PROBLEM STATEMENT >> Wherever the word "watermark" shows up in a line, please copy that line.

Stored data:

— start —

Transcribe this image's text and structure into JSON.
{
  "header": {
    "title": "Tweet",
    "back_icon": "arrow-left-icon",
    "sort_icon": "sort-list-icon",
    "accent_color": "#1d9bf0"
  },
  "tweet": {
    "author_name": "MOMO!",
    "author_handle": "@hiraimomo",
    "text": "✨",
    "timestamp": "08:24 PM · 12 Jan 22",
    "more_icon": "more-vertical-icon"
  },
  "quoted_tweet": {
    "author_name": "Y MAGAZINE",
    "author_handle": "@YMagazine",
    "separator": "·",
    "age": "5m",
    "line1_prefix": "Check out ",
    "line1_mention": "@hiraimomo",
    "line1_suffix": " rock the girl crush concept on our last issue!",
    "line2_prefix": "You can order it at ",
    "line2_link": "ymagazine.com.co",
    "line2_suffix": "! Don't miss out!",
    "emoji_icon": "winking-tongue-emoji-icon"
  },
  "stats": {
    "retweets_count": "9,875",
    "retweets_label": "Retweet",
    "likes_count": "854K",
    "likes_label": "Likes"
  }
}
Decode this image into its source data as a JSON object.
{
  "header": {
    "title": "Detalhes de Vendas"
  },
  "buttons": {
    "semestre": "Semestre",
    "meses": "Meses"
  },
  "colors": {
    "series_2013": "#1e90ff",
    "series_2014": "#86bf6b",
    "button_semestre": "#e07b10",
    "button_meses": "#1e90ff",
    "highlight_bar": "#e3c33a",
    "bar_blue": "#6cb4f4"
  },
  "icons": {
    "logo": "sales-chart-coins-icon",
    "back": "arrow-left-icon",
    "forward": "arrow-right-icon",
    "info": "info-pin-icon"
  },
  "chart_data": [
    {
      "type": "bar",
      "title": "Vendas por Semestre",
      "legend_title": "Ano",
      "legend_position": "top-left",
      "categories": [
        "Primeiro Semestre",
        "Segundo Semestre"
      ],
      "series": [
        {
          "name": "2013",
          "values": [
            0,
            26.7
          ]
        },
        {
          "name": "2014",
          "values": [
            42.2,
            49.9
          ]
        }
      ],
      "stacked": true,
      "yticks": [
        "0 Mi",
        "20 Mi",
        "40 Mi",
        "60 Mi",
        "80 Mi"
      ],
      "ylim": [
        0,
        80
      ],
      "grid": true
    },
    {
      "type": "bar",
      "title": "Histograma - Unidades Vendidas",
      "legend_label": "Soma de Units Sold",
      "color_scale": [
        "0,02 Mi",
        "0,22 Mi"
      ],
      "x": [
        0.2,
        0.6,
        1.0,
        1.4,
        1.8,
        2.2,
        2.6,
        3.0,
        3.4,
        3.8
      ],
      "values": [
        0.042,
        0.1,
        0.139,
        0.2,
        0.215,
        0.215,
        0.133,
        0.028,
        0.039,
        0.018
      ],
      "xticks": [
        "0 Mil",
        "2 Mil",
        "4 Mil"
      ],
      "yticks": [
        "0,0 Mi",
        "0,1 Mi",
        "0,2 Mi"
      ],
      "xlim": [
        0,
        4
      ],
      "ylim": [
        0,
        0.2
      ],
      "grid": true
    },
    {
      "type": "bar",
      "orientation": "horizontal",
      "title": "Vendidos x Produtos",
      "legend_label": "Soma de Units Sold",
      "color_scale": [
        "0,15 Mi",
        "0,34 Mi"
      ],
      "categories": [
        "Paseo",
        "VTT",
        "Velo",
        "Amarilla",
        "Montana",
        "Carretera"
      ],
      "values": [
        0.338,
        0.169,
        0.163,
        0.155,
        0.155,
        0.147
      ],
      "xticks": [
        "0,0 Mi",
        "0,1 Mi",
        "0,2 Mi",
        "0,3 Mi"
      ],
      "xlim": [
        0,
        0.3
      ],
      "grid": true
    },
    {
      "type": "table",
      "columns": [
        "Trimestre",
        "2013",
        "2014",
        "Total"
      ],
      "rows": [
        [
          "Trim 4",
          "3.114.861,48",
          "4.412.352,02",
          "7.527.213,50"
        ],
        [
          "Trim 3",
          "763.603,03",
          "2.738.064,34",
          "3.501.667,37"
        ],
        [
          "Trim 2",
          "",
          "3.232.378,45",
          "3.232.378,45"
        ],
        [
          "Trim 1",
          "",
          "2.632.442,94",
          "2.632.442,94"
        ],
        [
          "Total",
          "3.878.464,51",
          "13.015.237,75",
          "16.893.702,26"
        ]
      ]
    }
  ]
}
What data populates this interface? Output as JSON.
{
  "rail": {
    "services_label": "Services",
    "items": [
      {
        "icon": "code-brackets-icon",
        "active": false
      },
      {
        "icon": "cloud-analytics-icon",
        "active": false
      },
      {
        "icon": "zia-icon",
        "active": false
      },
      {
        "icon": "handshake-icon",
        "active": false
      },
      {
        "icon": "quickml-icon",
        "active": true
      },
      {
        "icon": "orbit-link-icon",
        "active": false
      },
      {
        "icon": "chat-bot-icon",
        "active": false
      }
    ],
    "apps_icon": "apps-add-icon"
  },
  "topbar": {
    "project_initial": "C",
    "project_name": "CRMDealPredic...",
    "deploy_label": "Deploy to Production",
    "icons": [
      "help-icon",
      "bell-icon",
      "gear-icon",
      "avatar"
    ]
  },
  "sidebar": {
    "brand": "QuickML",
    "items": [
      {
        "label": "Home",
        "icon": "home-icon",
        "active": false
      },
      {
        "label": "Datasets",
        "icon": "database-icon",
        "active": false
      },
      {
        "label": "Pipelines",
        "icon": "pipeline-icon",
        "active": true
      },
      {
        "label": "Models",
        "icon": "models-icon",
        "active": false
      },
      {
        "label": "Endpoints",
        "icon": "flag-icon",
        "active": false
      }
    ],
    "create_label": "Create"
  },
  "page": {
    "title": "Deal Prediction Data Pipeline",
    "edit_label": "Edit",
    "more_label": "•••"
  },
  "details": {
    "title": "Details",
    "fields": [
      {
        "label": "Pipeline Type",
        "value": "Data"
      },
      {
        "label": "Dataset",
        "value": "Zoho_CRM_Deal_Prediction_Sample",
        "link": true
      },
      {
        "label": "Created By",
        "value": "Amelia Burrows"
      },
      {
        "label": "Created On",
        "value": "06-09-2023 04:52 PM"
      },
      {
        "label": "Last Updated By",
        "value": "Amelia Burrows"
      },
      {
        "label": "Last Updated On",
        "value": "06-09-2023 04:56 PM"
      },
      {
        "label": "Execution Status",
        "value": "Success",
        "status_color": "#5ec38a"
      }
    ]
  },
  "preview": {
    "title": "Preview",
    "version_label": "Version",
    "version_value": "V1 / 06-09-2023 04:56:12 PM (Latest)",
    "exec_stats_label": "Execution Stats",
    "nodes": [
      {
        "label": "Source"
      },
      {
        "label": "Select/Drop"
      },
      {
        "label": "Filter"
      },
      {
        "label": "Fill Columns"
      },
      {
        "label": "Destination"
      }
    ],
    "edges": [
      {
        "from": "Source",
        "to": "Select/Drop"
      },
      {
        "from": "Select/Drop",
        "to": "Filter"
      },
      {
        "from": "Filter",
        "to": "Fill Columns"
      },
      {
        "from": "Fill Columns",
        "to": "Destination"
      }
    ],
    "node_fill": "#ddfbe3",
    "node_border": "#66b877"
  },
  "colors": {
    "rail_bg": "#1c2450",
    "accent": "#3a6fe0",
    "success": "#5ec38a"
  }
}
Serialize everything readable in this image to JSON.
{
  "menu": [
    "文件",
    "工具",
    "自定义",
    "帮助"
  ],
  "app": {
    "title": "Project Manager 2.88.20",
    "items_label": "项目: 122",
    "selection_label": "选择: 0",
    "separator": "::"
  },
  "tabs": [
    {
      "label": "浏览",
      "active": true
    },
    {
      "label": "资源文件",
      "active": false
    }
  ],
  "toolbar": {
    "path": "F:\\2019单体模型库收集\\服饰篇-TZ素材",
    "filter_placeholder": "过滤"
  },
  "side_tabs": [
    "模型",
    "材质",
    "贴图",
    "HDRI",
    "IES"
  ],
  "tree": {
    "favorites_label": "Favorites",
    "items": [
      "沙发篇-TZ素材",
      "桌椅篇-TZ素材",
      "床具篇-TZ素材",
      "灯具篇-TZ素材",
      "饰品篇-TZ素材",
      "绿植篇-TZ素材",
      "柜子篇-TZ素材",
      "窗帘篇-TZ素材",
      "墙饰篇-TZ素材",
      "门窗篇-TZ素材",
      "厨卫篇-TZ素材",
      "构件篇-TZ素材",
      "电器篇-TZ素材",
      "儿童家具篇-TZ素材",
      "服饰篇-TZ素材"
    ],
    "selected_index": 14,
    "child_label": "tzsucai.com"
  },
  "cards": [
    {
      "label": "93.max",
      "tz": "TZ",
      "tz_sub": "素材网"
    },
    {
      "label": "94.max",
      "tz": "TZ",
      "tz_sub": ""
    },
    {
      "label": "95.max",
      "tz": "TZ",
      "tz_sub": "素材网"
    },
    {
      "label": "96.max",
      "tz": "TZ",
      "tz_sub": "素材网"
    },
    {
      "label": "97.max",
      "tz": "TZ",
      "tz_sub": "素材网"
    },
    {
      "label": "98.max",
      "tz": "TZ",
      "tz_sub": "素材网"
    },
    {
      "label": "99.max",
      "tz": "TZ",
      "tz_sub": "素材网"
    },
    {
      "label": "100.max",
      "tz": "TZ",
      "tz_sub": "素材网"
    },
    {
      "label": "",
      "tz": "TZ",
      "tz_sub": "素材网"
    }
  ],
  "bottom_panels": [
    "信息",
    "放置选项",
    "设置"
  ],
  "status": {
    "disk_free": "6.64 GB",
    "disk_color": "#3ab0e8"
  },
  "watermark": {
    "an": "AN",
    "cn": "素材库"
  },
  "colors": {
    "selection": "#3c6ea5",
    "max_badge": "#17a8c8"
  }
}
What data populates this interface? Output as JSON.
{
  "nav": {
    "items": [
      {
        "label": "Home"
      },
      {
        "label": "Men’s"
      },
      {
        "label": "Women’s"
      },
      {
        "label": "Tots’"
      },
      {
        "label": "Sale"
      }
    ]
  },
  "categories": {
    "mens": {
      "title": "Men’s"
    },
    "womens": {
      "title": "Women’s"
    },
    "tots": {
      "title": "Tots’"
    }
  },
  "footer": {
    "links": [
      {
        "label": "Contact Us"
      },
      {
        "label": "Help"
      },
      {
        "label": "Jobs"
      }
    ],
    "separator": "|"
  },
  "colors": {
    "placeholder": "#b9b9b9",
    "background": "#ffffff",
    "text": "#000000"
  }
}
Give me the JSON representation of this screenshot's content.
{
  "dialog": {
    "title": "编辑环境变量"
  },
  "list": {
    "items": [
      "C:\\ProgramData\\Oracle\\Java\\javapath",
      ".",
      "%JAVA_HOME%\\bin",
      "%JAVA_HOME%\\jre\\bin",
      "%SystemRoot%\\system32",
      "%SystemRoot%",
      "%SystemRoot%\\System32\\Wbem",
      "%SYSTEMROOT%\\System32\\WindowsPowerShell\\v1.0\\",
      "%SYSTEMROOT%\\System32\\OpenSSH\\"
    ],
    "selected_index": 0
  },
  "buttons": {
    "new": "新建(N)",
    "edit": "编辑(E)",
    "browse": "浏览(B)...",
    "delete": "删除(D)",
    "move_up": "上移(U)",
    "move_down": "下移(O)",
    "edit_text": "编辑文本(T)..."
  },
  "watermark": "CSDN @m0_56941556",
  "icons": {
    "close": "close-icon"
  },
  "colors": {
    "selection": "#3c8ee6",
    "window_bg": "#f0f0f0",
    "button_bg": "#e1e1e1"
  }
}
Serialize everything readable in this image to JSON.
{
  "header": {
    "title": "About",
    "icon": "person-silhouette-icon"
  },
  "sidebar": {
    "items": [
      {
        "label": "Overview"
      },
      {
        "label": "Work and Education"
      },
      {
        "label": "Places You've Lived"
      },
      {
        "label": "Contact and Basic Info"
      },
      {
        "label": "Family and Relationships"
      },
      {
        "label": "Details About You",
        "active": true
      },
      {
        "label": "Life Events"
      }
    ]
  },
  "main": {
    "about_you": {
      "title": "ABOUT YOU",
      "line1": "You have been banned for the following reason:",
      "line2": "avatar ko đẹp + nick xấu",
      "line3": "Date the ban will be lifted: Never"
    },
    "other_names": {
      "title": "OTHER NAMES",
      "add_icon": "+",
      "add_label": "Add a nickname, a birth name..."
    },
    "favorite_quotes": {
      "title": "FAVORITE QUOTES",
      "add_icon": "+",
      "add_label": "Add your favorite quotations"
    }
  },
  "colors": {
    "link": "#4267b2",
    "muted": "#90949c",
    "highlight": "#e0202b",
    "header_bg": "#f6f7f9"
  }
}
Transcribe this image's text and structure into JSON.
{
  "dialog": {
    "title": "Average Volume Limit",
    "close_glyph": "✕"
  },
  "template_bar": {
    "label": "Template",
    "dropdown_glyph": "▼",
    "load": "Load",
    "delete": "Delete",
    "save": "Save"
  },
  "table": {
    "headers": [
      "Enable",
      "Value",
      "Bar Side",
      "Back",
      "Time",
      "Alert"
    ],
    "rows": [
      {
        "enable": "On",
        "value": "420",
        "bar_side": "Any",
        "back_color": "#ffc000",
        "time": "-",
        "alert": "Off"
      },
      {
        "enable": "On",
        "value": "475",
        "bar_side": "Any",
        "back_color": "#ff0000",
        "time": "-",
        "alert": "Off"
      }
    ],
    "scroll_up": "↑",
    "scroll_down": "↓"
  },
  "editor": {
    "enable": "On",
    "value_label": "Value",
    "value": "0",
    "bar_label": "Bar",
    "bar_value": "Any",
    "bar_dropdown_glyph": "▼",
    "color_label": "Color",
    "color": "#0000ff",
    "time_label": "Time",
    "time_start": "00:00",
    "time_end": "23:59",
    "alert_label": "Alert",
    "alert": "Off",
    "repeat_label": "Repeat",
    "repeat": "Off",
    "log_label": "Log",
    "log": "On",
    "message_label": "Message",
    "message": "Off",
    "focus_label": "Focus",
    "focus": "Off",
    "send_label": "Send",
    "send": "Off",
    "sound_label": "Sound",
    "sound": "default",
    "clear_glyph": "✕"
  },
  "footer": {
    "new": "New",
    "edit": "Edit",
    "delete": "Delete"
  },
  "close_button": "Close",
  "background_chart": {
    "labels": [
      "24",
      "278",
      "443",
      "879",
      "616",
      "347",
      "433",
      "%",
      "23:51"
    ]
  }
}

— end —

THE COMPLETED TASK >>
  "watermark": {
  "watermark": "CSDN @m0_56941556",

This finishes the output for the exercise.